Repeat, exactly and completely, the material that follows. Omit the pictures.

== INPUT FOR THIS TASK ==

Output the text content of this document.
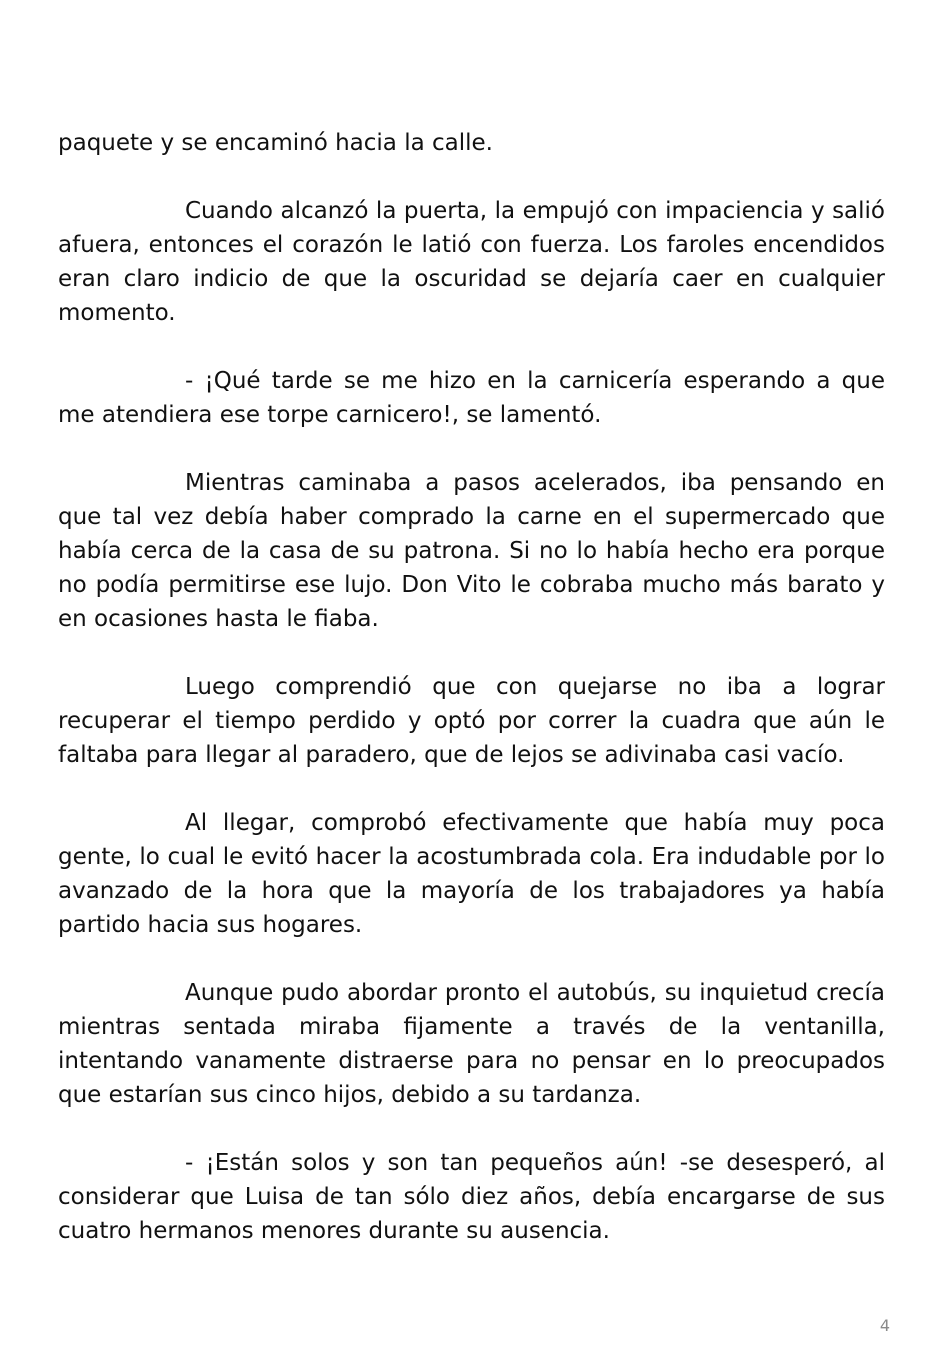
paquete y se encaminó hacia la calle.

Cuando alcanzó la puerta, la empujó con impaciencia y salió afuera, entonces el corazón le latió con fuerza. Los faroles encendidos eran claro indicio de que la oscuridad se dejaría caer en cualquier momento.

- ¡Qué tarde se me hizo en la carnicería esperando a que me atendiera ese torpe carnicero!, se lamentó.

Mientras caminaba a pasos acelerados, iba pensando en que tal vez debía haber comprado la carne en el supermercado que había cerca de la casa de su patrona. Si no lo había hecho era porque no podía permitirse ese lujo. Don Vito le cobraba mucho más barato y en ocasiones hasta le fiaba.

Luego comprendió que con quejarse no iba a lograr recuperar el tiempo perdido y optó por correr la cuadra que aún le faltaba para llegar al paradero, que de lejos se adivinaba casi vacío.

Al llegar, comprobó efectivamente que había muy poca gente, lo cual le evitó hacer la acostumbrada cola. Era indudable por lo avanzado de la hora que la mayoría de los trabajadores ya había partido hacia sus hogares.

Aunque pudo abordar pronto el autobús, su inquietud crecía mientras sentada miraba fijamente a través de la ventanilla, intentando vanamente distraerse para no pensar en lo preocupados que estarían sus cinco hijos, debido a su tardanza.

- ¡Están solos y son tan pequeños aún! -se desesperó, al considerar que Luisa de tan sólo diez años, debía encargarse de sus cuatro hermanos menores durante su ausencia.

4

===

- [CORRECT OUTPUT]:
Output the text content of this document.
paquete y se encaminó hacia la calle.

Cuando alcanzó la puerta, la empujó con impaciencia y salió afuera, entonces el corazón le latió con fuerza. Los faroles encendidos eran claro indicio de que la oscuridad se dejaría caer en cualquier momento.

- ¡Qué tarde se me hizo en la carnicería esperando a que me atendiera ese torpe carnicero!, se lamentó.

Mientras caminaba a pasos acelerados, iba pensando en que tal vez debía haber comprado la carne en el supermercado que había cerca de la casa de su patrona. Si no lo había hecho era porque no podía permitirse ese lujo. Don Vito le cobraba mucho más barato y en ocasiones hasta le fiaba.

Luego comprendió que con quejarse no iba a lograr recuperar el tiempo perdido y optó por correr la cuadra que aún le faltaba para llegar al paradero, que de lejos se adivinaba casi vacío.

Al llegar, comprobó efectivamente que había muy poca gente, lo cual le evitó hacer la acostumbrada cola. Era indudable por lo avanzado de la hora que la mayoría de los trabajadores ya había partido hacia sus hogares.

Aunque pudo abordar pronto el autobús, su inquietud crecía mientras sentada miraba fijamente a través de la ventanilla, intentando vanamente distraerse para no pensar en lo preocupados que estarían sus cinco hijos, debido a su tardanza.

- ¡Están solos y son tan pequeños aún! -se desesperó, al considerar que Luisa de tan sólo diez años, debía encargarse de sus cuatro hermanos menores durante su ausencia.

4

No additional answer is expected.